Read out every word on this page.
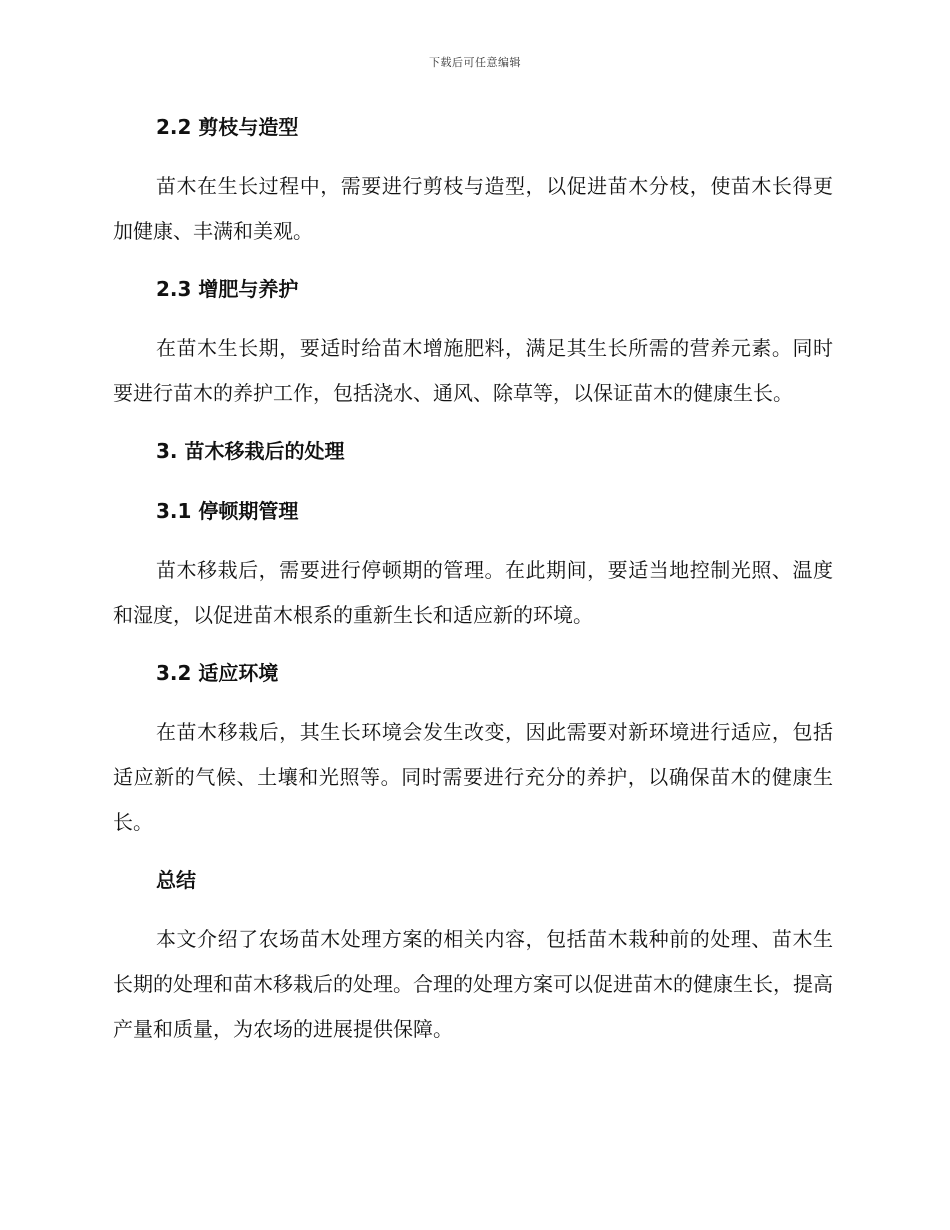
下载后可任意编辑
2.2 剪枝与造型

苗木在生长过程中，需要进行剪枝与造型，以促进苗木分枝，使苗木长得更加健康、丰满和美观。

2.3 增肥与养护

在苗木生长期，要适时给苗木增施肥料，满足其生长所需的营养元素。同时要进行苗木的养护工作，包括浇水、通风、除草等，以保证苗木的健康生长。

3. 苗木移栽后的处理
3.1 停顿期管理

苗木移栽后，需要进行停顿期的管理。在此期间，要适当地控制光照、温度和湿度，以促进苗木根系的重新生长和适应新的环境。

3.2 适应环境

在苗木移栽后，其生长环境会发生改变，因此需要对新环境进行适应，包括适应新的气候、土壤和光照等。同时需要进行充分的养护，以确保苗木的健康生长。

总结

本文介绍了农场苗木处理方案的相关内容，包括苗木栽种前的处理、苗木生长期的处理和苗木移栽后的处理。合理的处理方案可以促进苗木的健康生长，提高产量和质量，为农场的进展提供保障。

┄┄┄┄┄┄

[GIVEN TASK] Quote the material exactly. Pictures stay out.

[RESULT OF THIS TASK]
Read out every word on this page.
下载后可任意编辑
2.2 剪枝与造型

苗木在生长过程中，需要进行剪枝与造型，以促进苗木分枝，使苗木长得更加健康、丰满和美观。

2.3 增肥与养护

在苗木生长期，要适时给苗木增施肥料，满足其生长所需的营养元素。同时要进行苗木的养护工作，包括浇水、通风、除草等，以保证苗木的健康生长。

3. 苗木移栽后的处理
3.1 停顿期管理

苗木移栽后，需要进行停顿期的管理。在此期间，要适当地控制光照、温度和湿度，以促进苗木根系的重新生长和适应新的环境。

3.2 适应环境

在苗木移栽后，其生长环境会发生改变，因此需要对新环境进行适应，包括适应新的气候、土壤和光照等。同时需要进行充分的养护，以确保苗木的健康生长。

总结

本文介绍了农场苗木处理方案的相关内容，包括苗木栽种前的处理、苗木生长期的处理和苗木移栽后的处理。合理的处理方案可以促进苗木的健康生长，提高产量和质量，为农场的进展提供保障。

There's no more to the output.